**What is being asked**:
Copy out the data below as written; omit any images.

++++ Exercise materials

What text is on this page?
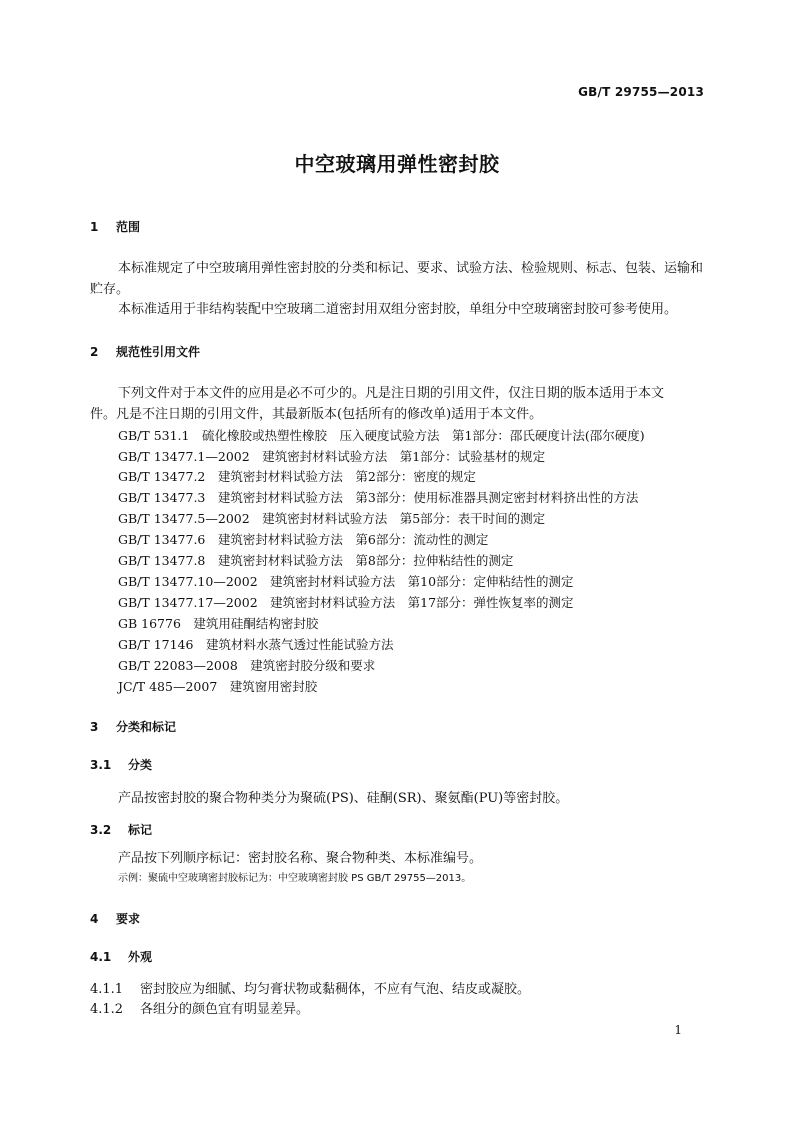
GB/T 29755—2013
中空玻璃用弹性密封胶
1 范围
本标准规定了中空玻璃用弹性密封胶的分类和标记、要求、试验方法、检验规则、标志、包装、运输和
贮存。
本标准适用于非结构装配中空玻璃二道密封用双组分密封胶，单组分中空玻璃密封胶可参考使用。
2 规范性引用文件
下列文件对于本文件的应用是必不可少的。凡是注日期的引用文件，仅注日期的版本适用于本文
件。凡是不注日期的引用文件，其最新版本(包括所有的修改单)适用于本文件。
GB/T 531.1　硫化橡胶或热塑性橡胶　压入硬度试验方法　第1部分：邵氏硬度计法(邵尔硬度)
GB/T 13477.1—2002　建筑密封材料试验方法　第1部分：试验基材的规定
GB/T 13477.2　建筑密封材料试验方法　第2部分：密度的规定
GB/T 13477.3　建筑密封材料试验方法　第3部分：使用标准器具测定密封材料挤出性的方法
GB/T 13477.5—2002　建筑密封材料试验方法　第5部分：表干时间的测定
GB/T 13477.6　建筑密封材料试验方法　第6部分：流动性的测定
GB/T 13477.8　建筑密封材料试验方法　第8部分：拉伸粘结性的测定
GB/T 13477.10—2002　建筑密封材料试验方法　第10部分：定伸粘结性的测定
GB/T 13477.17—2002　建筑密封材料试验方法　第17部分：弹性恢复率的测定
GB 16776　建筑用硅酮结构密封胶
GB/T 17146　建筑材料水蒸气透过性能试验方法
GB/T 22083—2008　建筑密封胶分级和要求
JC/T 485—2007　建筑窗用密封胶
3 分类和标记
3.1 分类
产品按密封胶的聚合物种类分为聚硫(PS)、硅酮(SR)、聚氨酯(PU)等密封胶。
3.2 标记
产品按下列顺序标记：密封胶名称、聚合物种类、本标准编号。
示例：聚硫中空玻璃密封胶标记为：中空玻璃密封胶 PS GB/T 29755—2013。
4 要求
4.1 外观
4.1.1 密封胶应为细腻、均匀膏状物或黏稠体，不应有气泡、结皮或凝胶。
4.1.2 各组分的颜色宜有明显差异。
1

++++++++

**Result for this task**:
What text is on this page?
GB/T 29755—2013
中空玻璃用弹性密封胶
1 范围
本标准规定了中空玻璃用弹性密封胶的分类和标记、要求、试验方法、检验规则、标志、包装、运输和
贮存。
本标准适用于非结构装配中空玻璃二道密封用双组分密封胶，单组分中空玻璃密封胶可参考使用。
2 规范性引用文件
下列文件对于本文件的应用是必不可少的。凡是注日期的引用文件，仅注日期的版本适用于本文
件。凡是不注日期的引用文件，其最新版本(包括所有的修改单)适用于本文件。
GB/T 531.1　硫化橡胶或热塑性橡胶　压入硬度试验方法　第1部分：邵氏硬度计法(邵尔硬度)
GB/T 13477.1—2002　建筑密封材料试验方法　第1部分：试验基材的规定
GB/T 13477.2　建筑密封材料试验方法　第2部分：密度的规定
GB/T 13477.3　建筑密封材料试验方法　第3部分：使用标准器具测定密封材料挤出性的方法
GB/T 13477.5—2002　建筑密封材料试验方法　第5部分：表干时间的测定
GB/T 13477.6　建筑密封材料试验方法　第6部分：流动性的测定
GB/T 13477.8　建筑密封材料试验方法　第8部分：拉伸粘结性的测定
GB/T 13477.10—2002　建筑密封材料试验方法　第10部分：定伸粘结性的测定
GB/T 13477.17—2002　建筑密封材料试验方法　第17部分：弹性恢复率的测定
GB 16776　建筑用硅酮结构密封胶
GB/T 17146　建筑材料水蒸气透过性能试验方法
GB/T 22083—2008　建筑密封胶分级和要求
JC/T 485—2007　建筑窗用密封胶
3 分类和标记
3.1 分类
产品按密封胶的聚合物种类分为聚硫(PS)、硅酮(SR)、聚氨酯(PU)等密封胶。
3.2 标记
产品按下列顺序标记：密封胶名称、聚合物种类、本标准编号。
示例：聚硫中空玻璃密封胶标记为：中空玻璃密封胶 PS GB/T 29755—2013。
4 要求
4.1 外观
4.1.1 密封胶应为细腻、均匀膏状物或黏稠体，不应有气泡、结皮或凝胶。
4.1.2 各组分的颜色宜有明显差异。
1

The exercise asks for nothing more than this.